--- EXERCISE AIM ---
Gather, from the data below, each line in which the word "screenshot" occurs.

● ● ● ● ● ● ●

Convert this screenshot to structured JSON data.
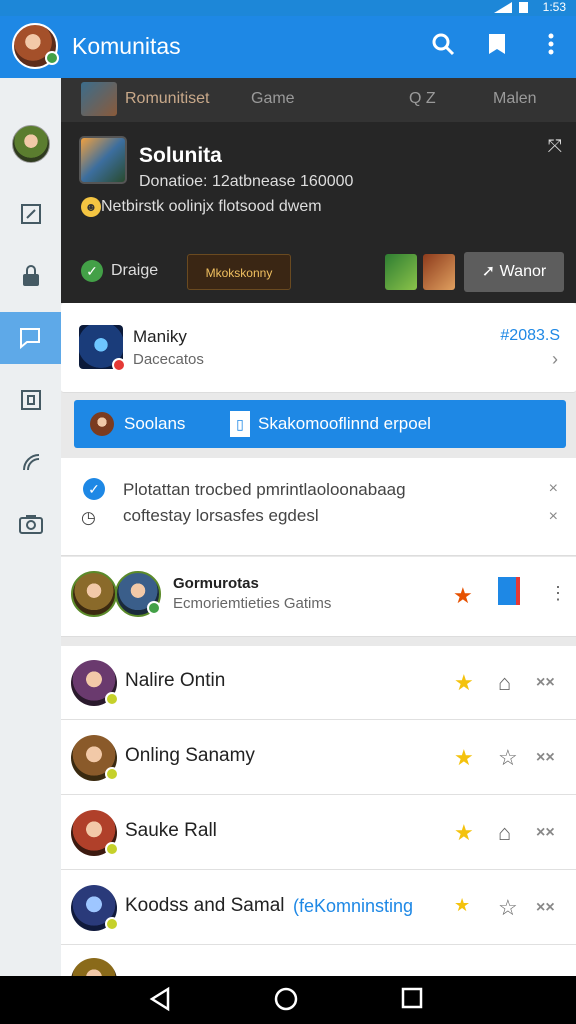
{
  "status_bar": {
    "time": "1:53"
  },
  "appbar": {
    "title": "Komunitas",
    "icons": [
      "search-icon",
      "bookmark-icon",
      "more-vert-icon"
    ]
  },
  "sidebar": {
    "icons": [
      "avatar",
      "edit-icon",
      "lock-icon",
      "chat-icon",
      "square-icon",
      "phone-icon",
      "camera-icon"
    ]
  },
  "subtabs": {
    "tab1": "Romunitiset",
    "tab2": "Game",
    "tab3": "Q  Z",
    "tab4": "Malen"
  },
  "hero": {
    "title": "Solunita",
    "subtitle": "Donatioe: 12atbnease 160000",
    "description": "Netbirstk oolinjx flotsood dwem",
    "status": "Draige",
    "badge": "Mkokskonny",
    "button": "Wanor"
  },
  "featured": {
    "name": "Maniky",
    "sub": "Dacecatos",
    "value": "#2083.S"
  },
  "blue_bar": {
    "left": "Soolans",
    "right": "Skakomooflinnd erpoel"
  },
  "notice": {
    "line1": "Plotattan trocbed pmrintlaoloonabaag",
    "line2": "coftestay lorsasfes egdesl"
  },
  "group": {
    "title": "Gormurotas",
    "sub": "Ecmoriemtieties Gatims"
  },
  "members": [
    {
      "name": "Nalire Ontin",
      "extra": ""
    },
    {
      "name": "Onling Sanamy",
      "extra": ""
    },
    {
      "name": "Sauke Rall",
      "extra": ""
    },
    {
      "name": "Koodss and Samal",
      "extra": "(feKomninsting"
    }
  ],
  "row_actions": {
    "star": "★",
    "outline": "☆",
    "close": "××"
  },
  "colors": {
    "primary": "#1e88e5",
    "dark": "#262626",
    "star": "#f4c20d"
  }
}
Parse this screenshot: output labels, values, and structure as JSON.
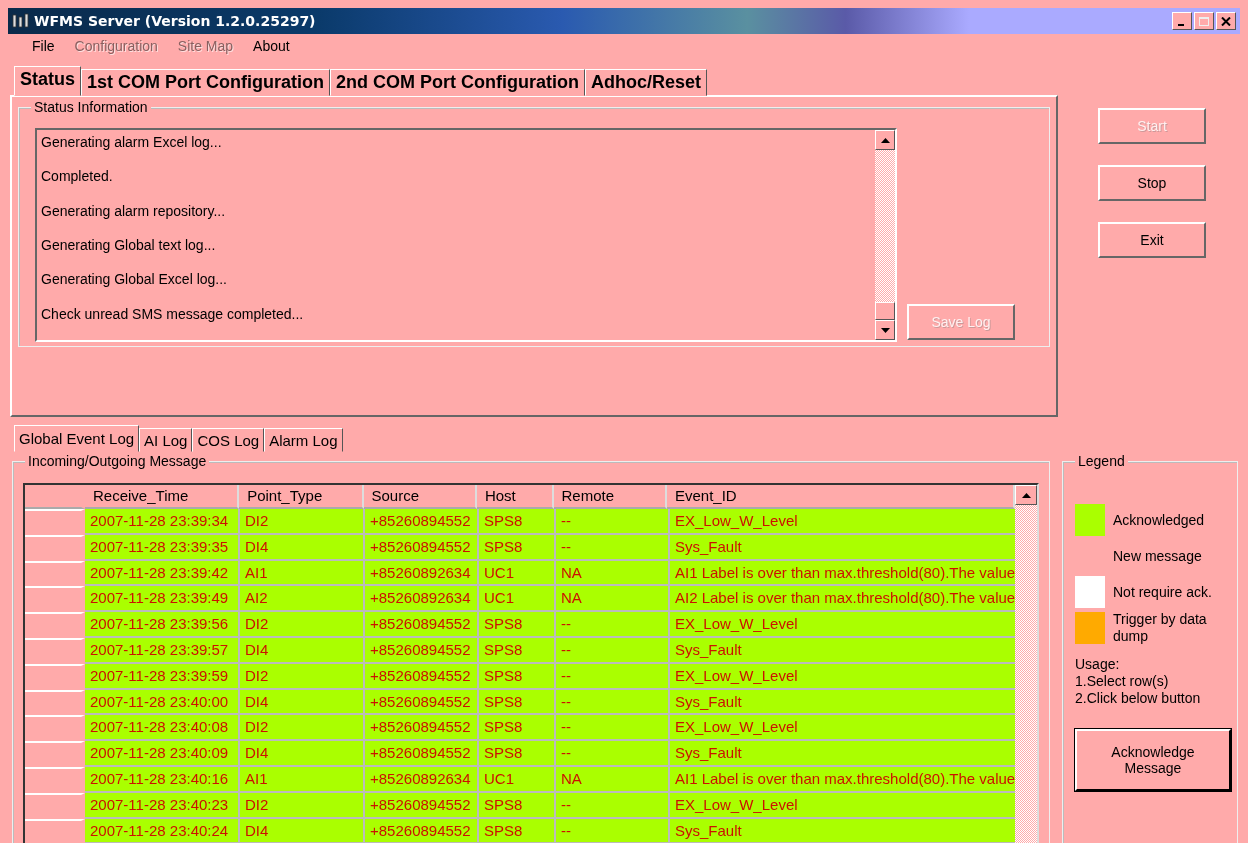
{
  "window": {
    "title": "WFMS Server (Version 1.2.0.25297)"
  },
  "menu": [
    {
      "label": "File",
      "disabled": false
    },
    {
      "label": "Configuration",
      "disabled": true
    },
    {
      "label": "Site Map",
      "disabled": true
    },
    {
      "label": "About",
      "disabled": false
    }
  ],
  "tabs": [
    {
      "label": "Status",
      "selected": true
    },
    {
      "label": "1st COM Port Configuration",
      "selected": false
    },
    {
      "label": "2nd COM Port Configuration",
      "selected": false
    },
    {
      "label": "Adhoc/Reset",
      "selected": false
    }
  ],
  "status_group": {
    "title": "Status Information",
    "log": [
      "Generating alarm Excel log...",
      "Completed.",
      "Generating alarm repository...",
      "Generating Global text log...",
      "Generating Global Excel log...",
      "Check unread SMS message completed..."
    ],
    "save_button": {
      "label": "Save Log",
      "disabled": true
    }
  },
  "side_buttons": [
    {
      "label": "Start",
      "disabled": true
    },
    {
      "label": "Stop",
      "disabled": false
    },
    {
      "label": "Exit",
      "disabled": false
    }
  ],
  "log_tabs": [
    {
      "label": "Global Event Log",
      "selected": true
    },
    {
      "label": "AI Log",
      "selected": false
    },
    {
      "label": "COS Log",
      "selected": false
    },
    {
      "label": "Alarm Log",
      "selected": false
    }
  ],
  "message_group": {
    "title": "Incoming/Outgoing Message",
    "columns": [
      "Receive_Time",
      "Point_Type",
      "Source",
      "Host",
      "Remote",
      "Event_ID"
    ],
    "rows": [
      {
        "acknowledged": true,
        "cells": [
          "2007-11-28 23:39:34",
          "DI2",
          "+85260894552",
          "SPS8",
          "--",
          "EX_Low_W_Level"
        ]
      },
      {
        "acknowledged": true,
        "cells": [
          "2007-11-28 23:39:35",
          "DI4",
          "+85260894552",
          "SPS8",
          "--",
          "Sys_Fault"
        ]
      },
      {
        "acknowledged": true,
        "cells": [
          "2007-11-28 23:39:42",
          "AI1",
          "+85260892634",
          "UC1",
          "NA",
          "AI1 Label is over than max.threshold(80).The value"
        ]
      },
      {
        "acknowledged": true,
        "cells": [
          "2007-11-28 23:39:49",
          "AI2",
          "+85260892634",
          "UC1",
          "NA",
          "AI2 Label is over than max.threshold(80).The value"
        ]
      },
      {
        "acknowledged": true,
        "cells": [
          "2007-11-28 23:39:56",
          "DI2",
          "+85260894552",
          "SPS8",
          "--",
          "EX_Low_W_Level"
        ]
      },
      {
        "acknowledged": true,
        "cells": [
          "2007-11-28 23:39:57",
          "DI4",
          "+85260894552",
          "SPS8",
          "--",
          "Sys_Fault"
        ]
      },
      {
        "acknowledged": true,
        "cells": [
          "2007-11-28 23:39:59",
          "DI2",
          "+85260894552",
          "SPS8",
          "--",
          "EX_Low_W_Level"
        ]
      },
      {
        "acknowledged": true,
        "cells": [
          "2007-11-28 23:40:00",
          "DI4",
          "+85260894552",
          "SPS8",
          "--",
          "Sys_Fault"
        ]
      },
      {
        "acknowledged": true,
        "cells": [
          "2007-11-28 23:40:08",
          "DI2",
          "+85260894552",
          "SPS8",
          "--",
          "EX_Low_W_Level"
        ]
      },
      {
        "acknowledged": true,
        "cells": [
          "2007-11-28 23:40:09",
          "DI4",
          "+85260894552",
          "SPS8",
          "--",
          "Sys_Fault"
        ]
      },
      {
        "acknowledged": true,
        "cells": [
          "2007-11-28 23:40:16",
          "AI1",
          "+85260892634",
          "UC1",
          "NA",
          "AI1 Label is over than max.threshold(80).The value"
        ]
      },
      {
        "acknowledged": true,
        "cells": [
          "2007-11-28 23:40:23",
          "DI2",
          "+85260894552",
          "SPS8",
          "--",
          "EX_Low_W_Level"
        ]
      },
      {
        "acknowledged": true,
        "cells": [
          "2007-11-28 23:40:24",
          "DI4",
          "+85260894552",
          "SPS8",
          "--",
          "Sys_Fault"
        ]
      }
    ]
  },
  "legend": {
    "title": "Legend",
    "items": [
      {
        "label": "Acknowledged",
        "color": "#aaff00"
      },
      {
        "label": "New message"
      },
      {
        "label": "Not require ack.",
        "color": "#ffffff"
      },
      {
        "label": "Trigger by data dump",
        "color": "#ffaa00"
      }
    ],
    "usage": [
      "Usage:",
      "1.Select row(s)",
      "2.Click below button"
    ],
    "button": "Acknowledge Message"
  }
}
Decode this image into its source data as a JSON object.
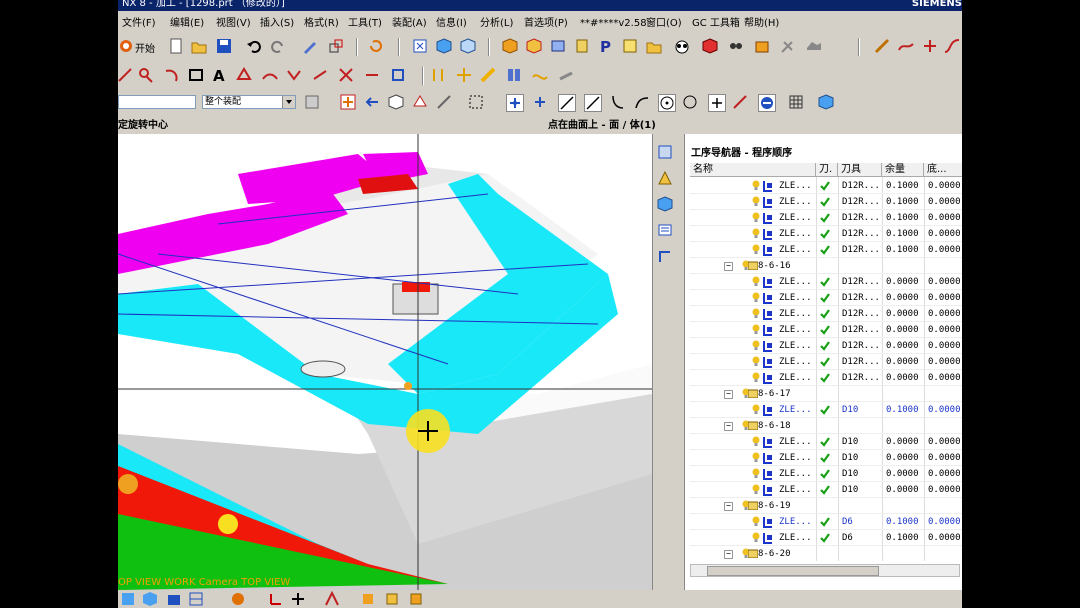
{
  "window": {
    "title": "NX 8 - 加工 - [1298.prt （修改的）]",
    "brand": "SIEMENS"
  },
  "menu": [
    "文件(F)",
    "编辑(E)",
    "视图(V)",
    "插入(S)",
    "格式(R)",
    "工具(T)",
    "装配(A)",
    "信息(I)",
    "分析(L)",
    "首选项(P)",
    "**#****v2.58",
    "窗口(O)",
    "GC 工具箱",
    "帮助(H)"
  ],
  "toolbar1": {
    "start_label": "开始"
  },
  "toolbar3": {
    "filter_value": "",
    "assembly_value": "整个装配"
  },
  "status": {
    "left": "定旋转中心",
    "center": "点在曲面上 - 面 / 体(1)"
  },
  "viewport": {
    "overlay": "OP VIEW WORK Camera TOP VIEW"
  },
  "navigator": {
    "title": "工序导航器 - 程序顺序",
    "columns": [
      "名称",
      "刀.",
      "刀具",
      "余量",
      "底..."
    ],
    "rows": [
      {
        "kind": "op",
        "name": "ZLE...",
        "tool": "D12R...",
        "stock": "0.1000",
        "floor": "0.0000",
        "blue": false
      },
      {
        "kind": "op",
        "name": "ZLE...",
        "tool": "D12R...",
        "stock": "0.1000",
        "floor": "0.0000",
        "blue": false
      },
      {
        "kind": "op",
        "name": "ZLE...",
        "tool": "D12R...",
        "stock": "0.1000",
        "floor": "0.0000",
        "blue": false
      },
      {
        "kind": "op",
        "name": "ZLE...",
        "tool": "D12R...",
        "stock": "0.1000",
        "floor": "0.0000",
        "blue": false
      },
      {
        "kind": "op",
        "name": "ZLE...",
        "tool": "D12R...",
        "stock": "0.1000",
        "floor": "0.0000",
        "blue": false
      },
      {
        "kind": "group",
        "name": "8-6-16"
      },
      {
        "kind": "op",
        "name": "ZLE...",
        "tool": "D12R...",
        "stock": "0.0000",
        "floor": "0.0000",
        "blue": false
      },
      {
        "kind": "op",
        "name": "ZLE...",
        "tool": "D12R...",
        "stock": "0.0000",
        "floor": "0.0000",
        "blue": false
      },
      {
        "kind": "op",
        "name": "ZLE...",
        "tool": "D12R...",
        "stock": "0.0000",
        "floor": "0.0000",
        "blue": false
      },
      {
        "kind": "op",
        "name": "ZLE...",
        "tool": "D12R...",
        "stock": "0.0000",
        "floor": "0.0000",
        "blue": false
      },
      {
        "kind": "op",
        "name": "ZLE...",
        "tool": "D12R...",
        "stock": "0.0000",
        "floor": "0.0000",
        "blue": false
      },
      {
        "kind": "op",
        "name": "ZLE...",
        "tool": "D12R...",
        "stock": "0.0000",
        "floor": "0.0000",
        "blue": false
      },
      {
        "kind": "op",
        "name": "ZLE...",
        "tool": "D12R...",
        "stock": "0.0000",
        "floor": "0.0000",
        "blue": false
      },
      {
        "kind": "group",
        "name": "8-6-17"
      },
      {
        "kind": "op",
        "name": "ZLE...",
        "tool": "D10",
        "stock": "0.1000",
        "floor": "0.0000",
        "blue": true
      },
      {
        "kind": "group",
        "name": "8-6-18"
      },
      {
        "kind": "op",
        "name": "ZLE...",
        "tool": "D10",
        "stock": "0.0000",
        "floor": "0.0000",
        "blue": false
      },
      {
        "kind": "op",
        "name": "ZLE...",
        "tool": "D10",
        "stock": "0.0000",
        "floor": "0.0000",
        "blue": false
      },
      {
        "kind": "op",
        "name": "ZLE...",
        "tool": "D10",
        "stock": "0.0000",
        "floor": "0.0000",
        "blue": false
      },
      {
        "kind": "op",
        "name": "ZLE...",
        "tool": "D10",
        "stock": "0.0000",
        "floor": "0.0000",
        "blue": false
      },
      {
        "kind": "group",
        "name": "8-6-19"
      },
      {
        "kind": "op",
        "name": "ZLE...",
        "tool": "D6",
        "stock": "0.1000",
        "floor": "0.0000",
        "blue": true
      },
      {
        "kind": "op",
        "name": "ZLE...",
        "tool": "D6",
        "stock": "0.1000",
        "floor": "0.0000",
        "blue": false
      },
      {
        "kind": "group",
        "name": "8-6-20"
      }
    ]
  },
  "colors": {
    "cyan": "#18e8f8",
    "magenta": "#f000f0",
    "red": "#f01808",
    "green": "#10c010",
    "check": "#18a018",
    "accent_blue": "#1a35c8"
  }
}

● ● ● ● ● ● ●

--- RESPONSE ---
Convert this screenshot to structured JSON data.
Parse this screenshot: output labels, values, and structure as JSON.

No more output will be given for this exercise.